# Task statement
Can you copy out the data exactly? Leave the images out.

# Input

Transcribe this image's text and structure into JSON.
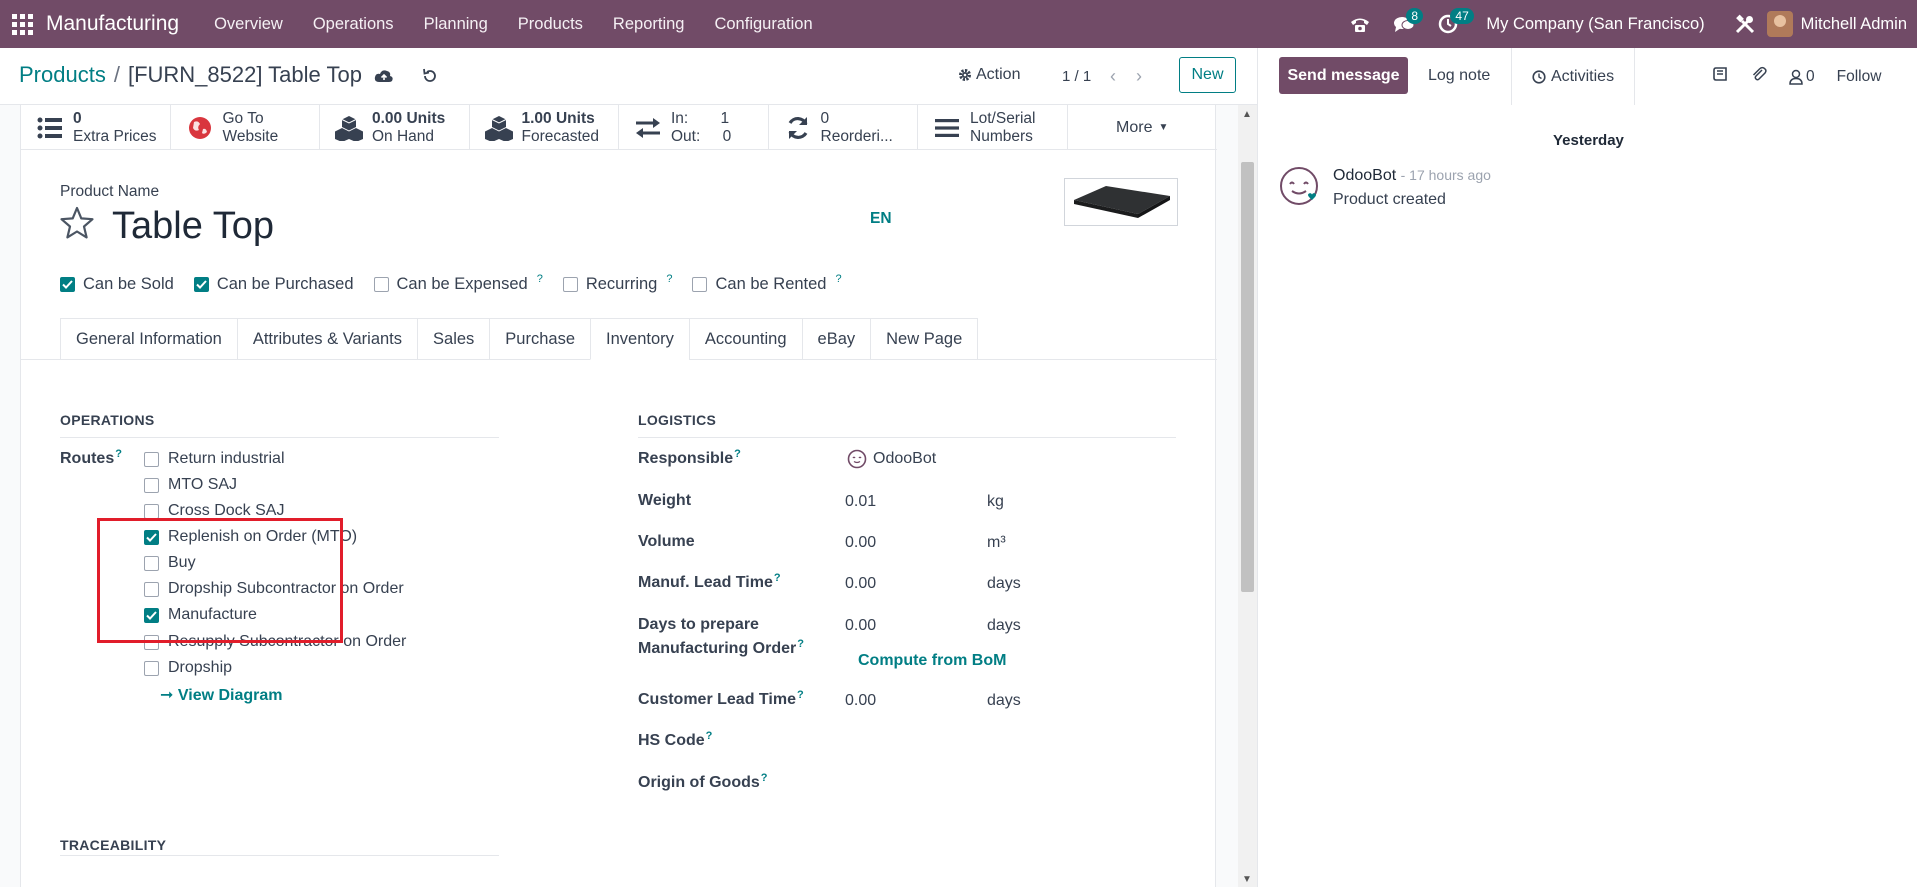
{
  "topbar": {
    "app_name": "Manufacturing",
    "menu": [
      "Overview",
      "Operations",
      "Planning",
      "Products",
      "Reporting",
      "Configuration"
    ],
    "messages_badge": "8",
    "activities_badge": "47",
    "company": "My Company (San Francisco)",
    "user": "Mitchell Admin"
  },
  "control": {
    "breadcrumb_parent": "Products",
    "breadcrumb_sep": "/",
    "breadcrumb_current": "[FURN_8522] Table Top",
    "action_label": "Action",
    "pager": "1 / 1",
    "new_label": "New"
  },
  "smart_buttons": [
    {
      "line1": "0",
      "line2": "Extra Prices"
    },
    {
      "line1": "Go To",
      "line2": "Website"
    },
    {
      "line1": "0.00 Units",
      "line2": "On Hand"
    },
    {
      "line1": "1.00 Units",
      "line2": "Forecasted"
    },
    {
      "line1": "In:",
      "v1": "1",
      "line2": "Out:",
      "v2": "0"
    },
    {
      "line1": "0",
      "line2": "Reorderi..."
    },
    {
      "line1": "Lot/Serial",
      "line2": "Numbers"
    }
  ],
  "more_label": "More",
  "product": {
    "name_label": "Product Name",
    "name": "Table Top",
    "lang": "EN"
  },
  "flags": [
    {
      "label": "Can be Sold",
      "checked": true,
      "tip": ""
    },
    {
      "label": "Can be Purchased",
      "checked": true,
      "tip": ""
    },
    {
      "label": "Can be Expensed",
      "checked": false,
      "tip": "?"
    },
    {
      "label": "Recurring",
      "checked": false,
      "tip": "?"
    },
    {
      "label": "Can be Rented",
      "checked": false,
      "tip": "?"
    }
  ],
  "tabs": [
    "General Information",
    "Attributes & Variants",
    "Sales",
    "Purchase",
    "Inventory",
    "Accounting",
    "eBay",
    "New Page"
  ],
  "active_tab": "Inventory",
  "operations": {
    "title": "OPERATIONS",
    "routes_label": "Routes",
    "routes_tip": "?",
    "routes": [
      {
        "label": "Return industrial",
        "checked": false
      },
      {
        "label": "MTO SAJ",
        "checked": false
      },
      {
        "label": "Cross Dock SAJ",
        "checked": false
      },
      {
        "label": "Replenish on Order (MTO)",
        "checked": true
      },
      {
        "label": "Buy",
        "checked": false
      },
      {
        "label": "Dropship Subcontractor on Order",
        "checked": false
      },
      {
        "label": "Manufacture",
        "checked": true
      },
      {
        "label": "Resupply Subcontractor on Order",
        "checked": false
      },
      {
        "label": "Dropship",
        "checked": false
      }
    ],
    "view_diagram": "View Diagram"
  },
  "logistics": {
    "title": "LOGISTICS",
    "responsible_label": "Responsible",
    "responsible_value": "OdooBot",
    "weight_label": "Weight",
    "weight_value": "0.01",
    "weight_unit": "kg",
    "volume_label": "Volume",
    "volume_value": "0.00",
    "volume_unit": "m³",
    "lead_label": "Manuf. Lead Time",
    "lead_value": "0.00",
    "lead_unit": "days",
    "prep_label_1": "Days to prepare",
    "prep_label_2": "Manufacturing Order",
    "prep_value": "0.00",
    "prep_unit": "days",
    "compute_label": "Compute from BoM",
    "cust_label": "Customer Lead Time",
    "cust_value": "0.00",
    "cust_unit": "days",
    "hs_label": "HS Code",
    "origin_label": "Origin of Goods",
    "tip": "?"
  },
  "traceability": {
    "title": "TRACEABILITY"
  },
  "chatter": {
    "send_message": "Send message",
    "log_note": "Log note",
    "activities": "Activities",
    "followers_count": "0",
    "follow": "Follow",
    "date_sep": "Yesterday",
    "author": "OdooBot",
    "ago": "- 17 hours ago",
    "body": "Product created"
  },
  "colors": {
    "brand": "#714b67",
    "accent": "#017e84",
    "highlight": "#e11d2a"
  }
}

# Result for this task
Transcribe this image's text and structure into JSON.
{
  "topbar": {
    "app_name": "Manufacturing",
    "menu": [
      "Overview",
      "Operations",
      "Planning",
      "Products",
      "Reporting",
      "Configuration"
    ],
    "messages_badge": "8",
    "activities_badge": "47",
    "company": "My Company (San Francisco)",
    "user": "Mitchell Admin"
  },
  "control": {
    "breadcrumb_parent": "Products",
    "breadcrumb_sep": "/",
    "breadcrumb_current": "[FURN_8522] Table Top",
    "action_label": "Action",
    "pager": "1 / 1",
    "new_label": "New"
  },
  "smart_buttons": [
    {
      "line1": "0",
      "line2": "Extra Prices"
    },
    {
      "line1": "Go To",
      "line2": "Website"
    },
    {
      "line1": "0.00 Units",
      "line2": "On Hand"
    },
    {
      "line1": "1.00 Units",
      "line2": "Forecasted"
    },
    {
      "line1": "In:",
      "v1": "1",
      "line2": "Out:",
      "v2": "0"
    },
    {
      "line1": "0",
      "line2": "Reorderi..."
    },
    {
      "line1": "Lot/Serial",
      "line2": "Numbers"
    }
  ],
  "more_label": "More",
  "product": {
    "name_label": "Product Name",
    "name": "Table Top",
    "lang": "EN"
  },
  "flags": [
    {
      "label": "Can be Sold",
      "checked": true,
      "tip": ""
    },
    {
      "label": "Can be Purchased",
      "checked": true,
      "tip": ""
    },
    {
      "label": "Can be Expensed",
      "checked": false,
      "tip": "?"
    },
    {
      "label": "Recurring",
      "checked": false,
      "tip": "?"
    },
    {
      "label": "Can be Rented",
      "checked": false,
      "tip": "?"
    }
  ],
  "tabs": [
    "General Information",
    "Attributes & Variants",
    "Sales",
    "Purchase",
    "Inventory",
    "Accounting",
    "eBay",
    "New Page"
  ],
  "active_tab": "Inventory",
  "operations": {
    "title": "OPERATIONS",
    "routes_label": "Routes",
    "routes_tip": "?",
    "routes": [
      {
        "label": "Return industrial",
        "checked": false
      },
      {
        "label": "MTO SAJ",
        "checked": false
      },
      {
        "label": "Cross Dock SAJ",
        "checked": false
      },
      {
        "label": "Replenish on Order (MTO)",
        "checked": true
      },
      {
        "label": "Buy",
        "checked": false
      },
      {
        "label": "Dropship Subcontractor on Order",
        "checked": false
      },
      {
        "label": "Manufacture",
        "checked": true
      },
      {
        "label": "Resupply Subcontractor on Order",
        "checked": false
      },
      {
        "label": "Dropship",
        "checked": false
      }
    ],
    "view_diagram": "View Diagram"
  },
  "logistics": {
    "title": "LOGISTICS",
    "responsible_label": "Responsible",
    "responsible_value": "OdooBot",
    "weight_label": "Weight",
    "weight_value": "0.01",
    "weight_unit": "kg",
    "volume_label": "Volume",
    "volume_value": "0.00",
    "volume_unit": "m³",
    "lead_label": "Manuf. Lead Time",
    "lead_value": "0.00",
    "lead_unit": "days",
    "prep_label_1": "Days to prepare",
    "prep_label_2": "Manufacturing Order",
    "prep_value": "0.00",
    "prep_unit": "days",
    "compute_label": "Compute from BoM",
    "cust_label": "Customer Lead Time",
    "cust_value": "0.00",
    "cust_unit": "days",
    "hs_label": "HS Code",
    "origin_label": "Origin of Goods",
    "tip": "?"
  },
  "traceability": {
    "title": "TRACEABILITY"
  },
  "chatter": {
    "send_message": "Send message",
    "log_note": "Log note",
    "activities": "Activities",
    "followers_count": "0",
    "follow": "Follow",
    "date_sep": "Yesterday",
    "author": "OdooBot",
    "ago": "- 17 hours ago",
    "body": "Product created"
  },
  "colors": {
    "brand": "#714b67",
    "accent": "#017e84",
    "highlight": "#e11d2a"
  }
}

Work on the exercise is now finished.